→ WHAT IS ASKED: Say how many lines hold the string "StarA"; please write nothing but the number.
####
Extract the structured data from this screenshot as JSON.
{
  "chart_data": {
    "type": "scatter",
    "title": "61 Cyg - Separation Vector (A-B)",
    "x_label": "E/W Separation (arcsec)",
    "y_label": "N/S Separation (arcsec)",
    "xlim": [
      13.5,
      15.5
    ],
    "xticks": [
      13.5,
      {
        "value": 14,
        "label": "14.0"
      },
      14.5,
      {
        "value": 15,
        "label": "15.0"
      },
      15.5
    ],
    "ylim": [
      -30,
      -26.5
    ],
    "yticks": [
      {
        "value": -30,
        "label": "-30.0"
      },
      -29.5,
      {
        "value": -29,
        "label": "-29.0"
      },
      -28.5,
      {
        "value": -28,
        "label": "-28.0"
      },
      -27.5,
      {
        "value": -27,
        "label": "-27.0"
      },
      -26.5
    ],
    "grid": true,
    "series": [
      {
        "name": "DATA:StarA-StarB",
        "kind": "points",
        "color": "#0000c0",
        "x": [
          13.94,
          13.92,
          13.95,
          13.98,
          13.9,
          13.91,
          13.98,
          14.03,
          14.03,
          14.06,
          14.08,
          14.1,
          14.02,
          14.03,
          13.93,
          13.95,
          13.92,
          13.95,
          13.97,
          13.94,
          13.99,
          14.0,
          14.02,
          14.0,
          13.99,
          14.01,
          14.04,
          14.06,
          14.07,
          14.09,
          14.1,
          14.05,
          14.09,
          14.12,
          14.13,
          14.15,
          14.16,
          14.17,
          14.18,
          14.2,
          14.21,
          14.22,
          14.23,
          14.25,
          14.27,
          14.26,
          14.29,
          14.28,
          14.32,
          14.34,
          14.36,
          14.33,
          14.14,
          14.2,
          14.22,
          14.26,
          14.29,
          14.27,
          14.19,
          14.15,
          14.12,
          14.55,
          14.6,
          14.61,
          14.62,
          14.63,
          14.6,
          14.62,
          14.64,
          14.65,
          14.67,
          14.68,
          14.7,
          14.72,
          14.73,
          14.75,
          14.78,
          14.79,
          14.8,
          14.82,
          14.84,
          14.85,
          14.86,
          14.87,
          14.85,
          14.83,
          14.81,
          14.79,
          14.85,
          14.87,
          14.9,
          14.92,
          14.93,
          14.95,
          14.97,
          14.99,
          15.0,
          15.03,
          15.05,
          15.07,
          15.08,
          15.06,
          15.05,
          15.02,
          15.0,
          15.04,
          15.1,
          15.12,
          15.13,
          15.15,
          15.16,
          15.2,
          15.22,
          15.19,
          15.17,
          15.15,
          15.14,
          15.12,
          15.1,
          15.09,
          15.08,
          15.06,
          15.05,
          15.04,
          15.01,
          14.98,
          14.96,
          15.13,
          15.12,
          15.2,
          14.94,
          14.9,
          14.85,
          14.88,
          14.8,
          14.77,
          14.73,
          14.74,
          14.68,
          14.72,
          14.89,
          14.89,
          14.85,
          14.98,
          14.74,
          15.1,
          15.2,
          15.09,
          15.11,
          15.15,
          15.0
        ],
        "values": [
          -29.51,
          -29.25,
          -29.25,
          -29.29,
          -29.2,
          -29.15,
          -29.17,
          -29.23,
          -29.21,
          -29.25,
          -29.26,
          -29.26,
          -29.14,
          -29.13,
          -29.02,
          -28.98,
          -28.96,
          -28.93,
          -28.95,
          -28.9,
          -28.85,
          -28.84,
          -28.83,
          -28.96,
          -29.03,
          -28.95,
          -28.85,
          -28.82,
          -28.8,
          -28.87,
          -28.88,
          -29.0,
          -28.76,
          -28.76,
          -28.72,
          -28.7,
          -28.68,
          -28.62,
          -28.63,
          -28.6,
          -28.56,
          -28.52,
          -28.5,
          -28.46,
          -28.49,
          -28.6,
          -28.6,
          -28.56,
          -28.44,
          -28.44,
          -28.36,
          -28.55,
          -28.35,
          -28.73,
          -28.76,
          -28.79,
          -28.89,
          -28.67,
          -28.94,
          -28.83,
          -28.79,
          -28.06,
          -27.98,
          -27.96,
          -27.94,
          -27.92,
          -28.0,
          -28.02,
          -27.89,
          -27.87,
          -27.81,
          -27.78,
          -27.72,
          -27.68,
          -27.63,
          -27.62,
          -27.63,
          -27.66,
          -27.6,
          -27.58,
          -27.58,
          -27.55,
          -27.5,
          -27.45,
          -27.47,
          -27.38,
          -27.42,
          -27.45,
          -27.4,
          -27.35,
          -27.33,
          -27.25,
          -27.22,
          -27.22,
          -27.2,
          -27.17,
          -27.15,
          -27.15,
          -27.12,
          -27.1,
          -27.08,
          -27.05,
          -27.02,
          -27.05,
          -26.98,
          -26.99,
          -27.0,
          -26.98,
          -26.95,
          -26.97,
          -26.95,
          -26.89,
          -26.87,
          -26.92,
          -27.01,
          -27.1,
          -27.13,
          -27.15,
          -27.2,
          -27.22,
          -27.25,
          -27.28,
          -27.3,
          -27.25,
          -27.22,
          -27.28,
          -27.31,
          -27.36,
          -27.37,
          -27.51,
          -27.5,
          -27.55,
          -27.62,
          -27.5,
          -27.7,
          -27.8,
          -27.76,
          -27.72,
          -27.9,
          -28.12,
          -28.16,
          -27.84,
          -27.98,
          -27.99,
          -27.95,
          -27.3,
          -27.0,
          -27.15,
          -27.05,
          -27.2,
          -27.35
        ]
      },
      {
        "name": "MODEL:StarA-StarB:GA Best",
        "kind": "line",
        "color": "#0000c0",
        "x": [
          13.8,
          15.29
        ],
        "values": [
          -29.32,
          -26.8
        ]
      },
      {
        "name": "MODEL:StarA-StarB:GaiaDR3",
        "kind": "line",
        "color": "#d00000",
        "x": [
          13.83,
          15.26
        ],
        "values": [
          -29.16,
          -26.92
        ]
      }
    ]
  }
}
####
→ OUTPUT BELOW: 3